Stated task:
Records follow. Select each line holding "dollar".

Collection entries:
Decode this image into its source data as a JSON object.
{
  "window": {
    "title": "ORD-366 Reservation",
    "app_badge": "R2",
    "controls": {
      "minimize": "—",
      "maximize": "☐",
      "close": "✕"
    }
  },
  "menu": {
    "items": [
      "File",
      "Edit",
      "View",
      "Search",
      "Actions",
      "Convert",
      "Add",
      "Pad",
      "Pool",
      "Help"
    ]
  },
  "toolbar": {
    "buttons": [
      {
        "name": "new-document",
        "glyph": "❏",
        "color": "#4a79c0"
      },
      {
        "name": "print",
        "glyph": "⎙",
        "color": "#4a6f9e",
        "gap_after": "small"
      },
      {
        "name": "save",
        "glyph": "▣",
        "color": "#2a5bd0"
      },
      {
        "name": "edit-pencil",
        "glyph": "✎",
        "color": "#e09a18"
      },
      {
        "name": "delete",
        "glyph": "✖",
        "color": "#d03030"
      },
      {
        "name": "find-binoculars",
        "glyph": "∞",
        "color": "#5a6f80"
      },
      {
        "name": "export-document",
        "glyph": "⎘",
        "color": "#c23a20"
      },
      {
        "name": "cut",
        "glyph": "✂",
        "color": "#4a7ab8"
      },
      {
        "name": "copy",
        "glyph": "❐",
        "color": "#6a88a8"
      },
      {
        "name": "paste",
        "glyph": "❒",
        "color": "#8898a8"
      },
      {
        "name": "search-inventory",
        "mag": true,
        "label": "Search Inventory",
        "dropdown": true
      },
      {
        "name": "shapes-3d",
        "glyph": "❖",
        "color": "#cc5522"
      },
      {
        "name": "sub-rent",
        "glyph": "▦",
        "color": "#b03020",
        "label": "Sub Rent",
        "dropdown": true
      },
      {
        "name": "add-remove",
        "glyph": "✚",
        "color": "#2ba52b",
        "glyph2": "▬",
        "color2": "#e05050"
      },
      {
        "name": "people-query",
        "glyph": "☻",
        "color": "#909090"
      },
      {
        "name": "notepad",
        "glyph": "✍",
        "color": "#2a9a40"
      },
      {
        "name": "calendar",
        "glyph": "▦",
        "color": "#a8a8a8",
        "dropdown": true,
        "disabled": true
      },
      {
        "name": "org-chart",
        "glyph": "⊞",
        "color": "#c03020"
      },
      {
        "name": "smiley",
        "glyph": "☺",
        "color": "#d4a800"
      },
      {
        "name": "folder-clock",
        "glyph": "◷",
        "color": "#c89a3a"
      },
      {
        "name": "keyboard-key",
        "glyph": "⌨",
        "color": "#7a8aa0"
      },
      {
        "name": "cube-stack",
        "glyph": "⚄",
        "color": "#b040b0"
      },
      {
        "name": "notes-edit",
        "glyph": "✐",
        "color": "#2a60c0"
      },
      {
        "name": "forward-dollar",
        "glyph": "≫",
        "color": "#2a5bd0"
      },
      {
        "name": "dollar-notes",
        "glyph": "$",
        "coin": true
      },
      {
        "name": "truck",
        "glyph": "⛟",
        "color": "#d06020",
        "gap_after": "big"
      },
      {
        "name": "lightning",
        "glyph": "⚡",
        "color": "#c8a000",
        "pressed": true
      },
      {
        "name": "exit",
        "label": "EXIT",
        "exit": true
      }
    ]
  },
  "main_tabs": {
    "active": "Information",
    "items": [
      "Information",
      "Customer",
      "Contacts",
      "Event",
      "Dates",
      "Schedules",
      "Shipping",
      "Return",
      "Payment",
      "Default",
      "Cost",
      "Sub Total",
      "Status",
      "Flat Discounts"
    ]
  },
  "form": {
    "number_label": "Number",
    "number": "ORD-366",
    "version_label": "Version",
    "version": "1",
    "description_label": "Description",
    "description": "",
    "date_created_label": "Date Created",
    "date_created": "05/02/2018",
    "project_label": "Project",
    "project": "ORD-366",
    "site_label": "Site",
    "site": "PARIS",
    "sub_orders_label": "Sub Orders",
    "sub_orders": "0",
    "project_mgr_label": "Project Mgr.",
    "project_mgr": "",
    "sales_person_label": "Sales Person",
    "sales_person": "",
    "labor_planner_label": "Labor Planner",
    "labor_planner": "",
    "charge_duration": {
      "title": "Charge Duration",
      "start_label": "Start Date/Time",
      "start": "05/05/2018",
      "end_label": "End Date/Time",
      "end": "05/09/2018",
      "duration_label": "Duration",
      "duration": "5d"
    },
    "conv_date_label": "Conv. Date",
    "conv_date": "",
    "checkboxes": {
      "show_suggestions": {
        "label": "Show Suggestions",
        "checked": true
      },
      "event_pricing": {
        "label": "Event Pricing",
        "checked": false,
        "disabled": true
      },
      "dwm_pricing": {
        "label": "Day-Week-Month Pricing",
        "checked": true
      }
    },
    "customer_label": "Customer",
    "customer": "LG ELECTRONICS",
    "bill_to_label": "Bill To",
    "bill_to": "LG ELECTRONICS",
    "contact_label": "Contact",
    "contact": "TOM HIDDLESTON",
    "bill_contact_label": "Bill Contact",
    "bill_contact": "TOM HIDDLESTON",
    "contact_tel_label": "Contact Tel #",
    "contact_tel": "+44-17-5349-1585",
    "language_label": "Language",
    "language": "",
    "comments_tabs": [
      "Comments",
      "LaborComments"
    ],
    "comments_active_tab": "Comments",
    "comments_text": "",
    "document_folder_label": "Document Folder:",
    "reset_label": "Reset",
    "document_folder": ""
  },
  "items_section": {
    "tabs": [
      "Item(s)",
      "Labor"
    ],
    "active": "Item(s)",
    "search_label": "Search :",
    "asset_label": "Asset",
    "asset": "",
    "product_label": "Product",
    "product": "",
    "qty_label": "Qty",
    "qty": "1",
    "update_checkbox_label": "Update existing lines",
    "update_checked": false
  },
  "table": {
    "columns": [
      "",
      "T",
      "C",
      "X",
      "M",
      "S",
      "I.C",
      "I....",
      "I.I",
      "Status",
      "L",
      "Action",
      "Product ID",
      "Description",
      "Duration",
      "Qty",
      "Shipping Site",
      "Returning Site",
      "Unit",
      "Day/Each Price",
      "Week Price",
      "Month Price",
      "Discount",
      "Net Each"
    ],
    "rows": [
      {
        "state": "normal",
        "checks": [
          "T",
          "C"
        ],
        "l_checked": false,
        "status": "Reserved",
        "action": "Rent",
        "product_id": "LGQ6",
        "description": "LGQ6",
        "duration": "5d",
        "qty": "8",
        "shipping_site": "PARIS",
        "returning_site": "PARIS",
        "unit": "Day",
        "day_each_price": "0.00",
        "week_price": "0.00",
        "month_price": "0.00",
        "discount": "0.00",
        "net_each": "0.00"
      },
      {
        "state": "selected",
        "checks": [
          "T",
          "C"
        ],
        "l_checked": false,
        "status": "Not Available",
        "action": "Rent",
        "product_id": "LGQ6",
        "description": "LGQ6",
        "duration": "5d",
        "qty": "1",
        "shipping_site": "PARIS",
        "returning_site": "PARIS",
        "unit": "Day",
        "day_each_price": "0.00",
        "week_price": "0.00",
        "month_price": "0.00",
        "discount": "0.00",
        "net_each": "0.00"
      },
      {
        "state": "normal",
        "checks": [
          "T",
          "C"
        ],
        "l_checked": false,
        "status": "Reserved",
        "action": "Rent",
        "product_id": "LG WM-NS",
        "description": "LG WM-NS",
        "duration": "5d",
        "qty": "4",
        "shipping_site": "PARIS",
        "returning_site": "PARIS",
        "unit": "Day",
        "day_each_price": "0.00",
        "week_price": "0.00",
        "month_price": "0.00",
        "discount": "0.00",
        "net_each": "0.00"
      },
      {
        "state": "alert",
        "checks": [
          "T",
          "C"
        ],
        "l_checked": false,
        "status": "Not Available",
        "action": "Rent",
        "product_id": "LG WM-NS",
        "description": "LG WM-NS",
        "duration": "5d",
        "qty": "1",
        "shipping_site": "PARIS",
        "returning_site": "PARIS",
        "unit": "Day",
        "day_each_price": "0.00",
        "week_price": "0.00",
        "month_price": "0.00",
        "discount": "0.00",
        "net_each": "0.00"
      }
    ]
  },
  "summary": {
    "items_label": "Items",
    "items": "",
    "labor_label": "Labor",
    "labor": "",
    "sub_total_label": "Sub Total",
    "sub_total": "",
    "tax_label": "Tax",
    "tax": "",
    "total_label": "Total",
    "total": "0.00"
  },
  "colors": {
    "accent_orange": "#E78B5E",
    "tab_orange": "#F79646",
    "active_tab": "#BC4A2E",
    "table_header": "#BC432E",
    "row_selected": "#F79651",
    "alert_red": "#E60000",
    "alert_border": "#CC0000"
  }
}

Solution to this task:
        "name": "forward-dollar",
        "name": "dollar-notes",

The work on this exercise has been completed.